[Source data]

((

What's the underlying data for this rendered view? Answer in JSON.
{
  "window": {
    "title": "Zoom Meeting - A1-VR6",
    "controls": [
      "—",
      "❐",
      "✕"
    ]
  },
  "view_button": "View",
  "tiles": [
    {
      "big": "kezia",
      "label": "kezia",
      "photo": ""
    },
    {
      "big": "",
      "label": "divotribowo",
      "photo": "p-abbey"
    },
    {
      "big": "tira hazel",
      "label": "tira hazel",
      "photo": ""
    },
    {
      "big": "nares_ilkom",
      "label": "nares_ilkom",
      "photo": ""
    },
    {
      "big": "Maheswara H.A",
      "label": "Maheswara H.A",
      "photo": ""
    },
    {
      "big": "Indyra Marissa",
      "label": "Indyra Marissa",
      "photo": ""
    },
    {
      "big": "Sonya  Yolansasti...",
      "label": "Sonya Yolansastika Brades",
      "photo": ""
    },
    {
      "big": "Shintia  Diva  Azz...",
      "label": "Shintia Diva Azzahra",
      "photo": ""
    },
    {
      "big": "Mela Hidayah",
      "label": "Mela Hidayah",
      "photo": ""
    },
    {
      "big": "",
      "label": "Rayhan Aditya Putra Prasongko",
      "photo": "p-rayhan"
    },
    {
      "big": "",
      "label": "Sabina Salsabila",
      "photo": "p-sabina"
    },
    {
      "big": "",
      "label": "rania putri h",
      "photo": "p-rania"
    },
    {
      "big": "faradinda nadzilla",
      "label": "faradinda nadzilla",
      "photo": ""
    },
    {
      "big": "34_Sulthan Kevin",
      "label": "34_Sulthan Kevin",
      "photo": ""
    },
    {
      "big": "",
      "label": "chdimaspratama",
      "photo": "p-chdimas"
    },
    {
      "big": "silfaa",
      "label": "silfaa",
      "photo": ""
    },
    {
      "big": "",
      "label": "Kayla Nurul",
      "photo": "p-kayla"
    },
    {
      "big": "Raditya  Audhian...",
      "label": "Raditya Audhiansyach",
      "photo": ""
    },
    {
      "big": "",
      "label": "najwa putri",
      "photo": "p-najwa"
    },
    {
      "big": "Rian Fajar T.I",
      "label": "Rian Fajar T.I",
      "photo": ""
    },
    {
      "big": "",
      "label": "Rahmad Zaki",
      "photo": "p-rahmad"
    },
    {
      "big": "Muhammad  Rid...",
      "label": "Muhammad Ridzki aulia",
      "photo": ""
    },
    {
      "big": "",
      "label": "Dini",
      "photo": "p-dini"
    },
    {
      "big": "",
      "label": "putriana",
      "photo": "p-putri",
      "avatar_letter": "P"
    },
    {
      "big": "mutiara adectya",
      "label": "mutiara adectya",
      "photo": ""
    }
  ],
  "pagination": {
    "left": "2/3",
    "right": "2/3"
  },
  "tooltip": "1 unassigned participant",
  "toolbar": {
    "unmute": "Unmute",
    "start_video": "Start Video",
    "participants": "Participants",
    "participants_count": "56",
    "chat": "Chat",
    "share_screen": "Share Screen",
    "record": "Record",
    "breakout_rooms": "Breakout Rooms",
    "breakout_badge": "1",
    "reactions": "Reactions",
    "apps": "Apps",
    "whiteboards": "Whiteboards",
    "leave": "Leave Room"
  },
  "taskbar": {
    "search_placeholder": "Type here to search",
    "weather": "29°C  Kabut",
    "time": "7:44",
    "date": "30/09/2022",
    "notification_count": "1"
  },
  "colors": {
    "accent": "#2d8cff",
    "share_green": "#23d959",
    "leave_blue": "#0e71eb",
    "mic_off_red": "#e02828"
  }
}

))

EXERCISE OBJECTIVE. Set down each entry again, unchanged.

RESULT OF THE EXERCISE.
What's the underlying data for this rendered view? Answer in JSON.
{
  "window": {
    "title": "Zoom Meeting - A1-VR6",
    "controls": [
      "—",
      "❐",
      "✕"
    ]
  },
  "view_button": "View",
  "tiles": [
    {
      "big": "kezia",
      "label": "kezia",
      "photo": ""
    },
    {
      "big": "",
      "label": "divotribowo",
      "photo": "p-abbey"
    },
    {
      "big": "tira hazel",
      "label": "tira hazel",
      "photo": ""
    },
    {
      "big": "nares_ilkom",
      "label": "nares_ilkom",
      "photo": ""
    },
    {
      "big": "Maheswara H.A",
      "label": "Maheswara H.A",
      "photo": ""
    },
    {
      "big": "Indyra Marissa",
      "label": "Indyra Marissa",
      "photo": ""
    },
    {
      "big": "Sonya  Yolansasti...",
      "label": "Sonya Yolansastika Brades",
      "photo": ""
    },
    {
      "big": "Shintia  Diva  Azz...",
      "label": "Shintia Diva Azzahra",
      "photo": ""
    },
    {
      "big": "Mela Hidayah",
      "label": "Mela Hidayah",
      "photo": ""
    },
    {
      "big": "",
      "label": "Rayhan Aditya Putra Prasongko",
      "photo": "p-rayhan"
    },
    {
      "big": "",
      "label": "Sabina Salsabila",
      "photo": "p-sabina"
    },
    {
      "big": "",
      "label": "rania putri h",
      "photo": "p-rania"
    },
    {
      "big": "faradinda nadzilla",
      "label": "faradinda nadzilla",
      "photo": ""
    },
    {
      "big": "34_Sulthan Kevin",
      "label": "34_Sulthan Kevin",
      "photo": ""
    },
    {
      "big": "",
      "label": "chdimaspratama",
      "photo": "p-chdimas"
    },
    {
      "big": "silfaa",
      "label": "silfaa",
      "photo": ""
    },
    {
      "big": "",
      "label": "Kayla Nurul",
      "photo": "p-kayla"
    },
    {
      "big": "Raditya  Audhian...",
      "label": "Raditya Audhiansyach",
      "photo": ""
    },
    {
      "big": "",
      "label": "najwa putri",
      "photo": "p-najwa"
    },
    {
      "big": "Rian Fajar T.I",
      "label": "Rian Fajar T.I",
      "photo": ""
    },
    {
      "big": "",
      "label": "Rahmad Zaki",
      "photo": "p-rahmad"
    },
    {
      "big": "Muhammad  Rid...",
      "label": "Muhammad Ridzki aulia",
      "photo": ""
    },
    {
      "big": "",
      "label": "Dini",
      "photo": "p-dini"
    },
    {
      "big": "",
      "label": "putriana",
      "photo": "p-putri",
      "avatar_letter": "P"
    },
    {
      "big": "mutiara adectya",
      "label": "mutiara adectya",
      "photo": ""
    }
  ],
  "pagination": {
    "left": "2/3",
    "right": "2/3"
  },
  "tooltip": "1 unassigned participant",
  "toolbar": {
    "unmute": "Unmute",
    "start_video": "Start Video",
    "participants": "Participants",
    "participants_count": "56",
    "chat": "Chat",
    "share_screen": "Share Screen",
    "record": "Record",
    "breakout_rooms": "Breakout Rooms",
    "breakout_badge": "1",
    "reactions": "Reactions",
    "apps": "Apps",
    "whiteboards": "Whiteboards",
    "leave": "Leave Room"
  },
  "taskbar": {
    "search_placeholder": "Type here to search",
    "weather": "29°C  Kabut",
    "time": "7:44",
    "date": "30/09/2022",
    "notification_count": "1"
  },
  "colors": {
    "accent": "#2d8cff",
    "share_green": "#23d959",
    "leave_blue": "#0e71eb",
    "mic_off_red": "#e02828"
  }
}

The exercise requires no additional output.